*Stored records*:
--------------------------------
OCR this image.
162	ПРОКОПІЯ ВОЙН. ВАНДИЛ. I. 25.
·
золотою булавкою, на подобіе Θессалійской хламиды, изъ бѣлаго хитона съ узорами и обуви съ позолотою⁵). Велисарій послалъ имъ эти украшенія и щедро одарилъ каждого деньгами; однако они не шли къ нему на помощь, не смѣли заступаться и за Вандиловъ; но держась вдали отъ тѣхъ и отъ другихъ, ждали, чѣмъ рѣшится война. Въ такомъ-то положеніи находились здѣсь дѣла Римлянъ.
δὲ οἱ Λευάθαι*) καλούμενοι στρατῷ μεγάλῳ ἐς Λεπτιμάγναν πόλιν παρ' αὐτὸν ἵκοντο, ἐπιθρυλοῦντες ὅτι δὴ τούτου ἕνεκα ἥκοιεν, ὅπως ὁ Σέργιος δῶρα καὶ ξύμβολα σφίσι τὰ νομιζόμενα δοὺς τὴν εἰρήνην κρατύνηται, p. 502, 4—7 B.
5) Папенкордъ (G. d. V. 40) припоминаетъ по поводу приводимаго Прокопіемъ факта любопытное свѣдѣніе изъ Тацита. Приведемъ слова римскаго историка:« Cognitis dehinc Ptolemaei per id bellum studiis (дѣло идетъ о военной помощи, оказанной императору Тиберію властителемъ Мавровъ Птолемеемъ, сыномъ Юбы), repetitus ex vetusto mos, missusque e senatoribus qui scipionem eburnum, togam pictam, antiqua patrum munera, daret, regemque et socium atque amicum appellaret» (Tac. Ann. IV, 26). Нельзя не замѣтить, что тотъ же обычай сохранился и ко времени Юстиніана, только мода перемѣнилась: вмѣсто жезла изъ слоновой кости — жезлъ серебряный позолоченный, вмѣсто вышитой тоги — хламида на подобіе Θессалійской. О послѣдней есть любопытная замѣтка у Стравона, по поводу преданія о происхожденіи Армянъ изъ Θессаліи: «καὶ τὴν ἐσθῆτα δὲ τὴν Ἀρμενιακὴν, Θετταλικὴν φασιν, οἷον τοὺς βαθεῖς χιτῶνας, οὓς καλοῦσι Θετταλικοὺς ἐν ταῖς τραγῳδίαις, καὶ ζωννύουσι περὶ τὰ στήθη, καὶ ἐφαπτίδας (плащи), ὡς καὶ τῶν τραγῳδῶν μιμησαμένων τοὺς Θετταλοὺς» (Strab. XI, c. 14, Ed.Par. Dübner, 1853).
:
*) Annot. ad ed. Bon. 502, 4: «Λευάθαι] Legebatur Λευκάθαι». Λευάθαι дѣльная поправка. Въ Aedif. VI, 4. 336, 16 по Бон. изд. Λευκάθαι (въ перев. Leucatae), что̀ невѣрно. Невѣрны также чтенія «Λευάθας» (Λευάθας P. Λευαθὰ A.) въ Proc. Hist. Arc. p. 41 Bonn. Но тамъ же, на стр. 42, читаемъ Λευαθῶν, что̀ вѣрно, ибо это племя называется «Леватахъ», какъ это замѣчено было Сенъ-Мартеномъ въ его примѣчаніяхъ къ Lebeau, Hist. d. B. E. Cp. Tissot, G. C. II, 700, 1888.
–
--------------------------------
*Brief*: Output every line above without altering anything.

*Completed task*:
OCR this image.
162	ПРОКОПІЯ ВОЙН. ВАНДИЛ. I. 25.
·
золотою булавкою, на подобіе Θессалійской хламиды, изъ бѣлаго хитона съ узорами и обуви съ позолотою⁵). Велисарій послалъ имъ эти украшенія и щедро одарилъ каждого деньгами; однако они не шли къ нему на помощь, не смѣли заступаться и за Вандиловъ; но держась вдали отъ тѣхъ и отъ другихъ, ждали, чѣмъ рѣшится война. Въ такомъ-то положеніи находились здѣсь дѣла Римлянъ.
δὲ οἱ Λευάθαι*) καλούμενοι στρατῷ μεγάλῳ ἐς Λεπτιμάγναν πόλιν παρ' αὐτὸν ἵκοντο, ἐπιθρυλοῦντες ὅτι δὴ τούτου ἕνεκα ἥκοιεν, ὅπως ὁ Σέργιος δῶρα καὶ ξύμβολα σφίσι τὰ νομιζόμενα δοὺς τὴν εἰρήνην κρατύνηται, p. 502, 4—7 B.
5) Папенкордъ (G. d. V. 40) припоминаетъ по поводу приводимаго Прокопіемъ факта любопытное свѣдѣніе изъ Тацита. Приведемъ слова римскаго историка:« Cognitis dehinc Ptolemaei per id bellum studiis (дѣло идетъ о военной помощи, оказанной императору Тиберію властителемъ Мавровъ Птолемеемъ, сыномъ Юбы), repetitus ex vetusto mos, missusque e senatoribus qui scipionem eburnum, togam pictam, antiqua patrum munera, daret, regemque et socium atque amicum appellaret» (Tac. Ann. IV, 26). Нельзя не замѣтить, что тотъ же обычай сохранился и ко времени Юстиніана, только мода перемѣнилась: вмѣсто жезла изъ слоновой кости — жезлъ серебряный позолоченный, вмѣсто вышитой тоги — хламида на подобіе Θессалійской. О послѣдней есть любопытная замѣтка у Стравона, по поводу преданія о происхожденіи Армянъ изъ Θессаліи: «καὶ τὴν ἐσθῆτα δὲ τὴν Ἀρμενιακὴν, Θετταλικὴν φασιν, οἷον τοὺς βαθεῖς χιτῶνας, οὓς καλοῦσι Θετταλικοὺς ἐν ταῖς τραγῳδίαις, καὶ ζωννύουσι περὶ τὰ στήθη, καὶ ἐφαπτίδας (плащи), ὡς καὶ τῶν τραγῳδῶν μιμησαμένων τοὺς Θετταλοὺς» (Strab. XI, c. 14, Ed.Par. Dübner, 1853).
:
*) Annot. ad ed. Bon. 502, 4: «Λευάθαι] Legebatur Λευκάθαι». Λευάθαι дѣльная поправка. Въ Aedif. VI, 4. 336, 16 по Бон. изд. Λευκάθαι (въ перев. Leucatae), что̀ невѣрно. Невѣрны также чтенія «Λευάθας» (Λευάθας P. Λευαθὰ A.) въ Proc. Hist. Arc. p. 41 Bonn. Но тамъ же, на стр. 42, читаемъ Λευαθῶν, что̀ вѣрно, ибо это племя называется «Леватахъ», какъ это замѣчено было Сенъ-Мартеномъ въ его примѣчаніяхъ къ Lebeau, Hist. d. B. E. Cp. Tissot, G. C. II, 700, 1888.
–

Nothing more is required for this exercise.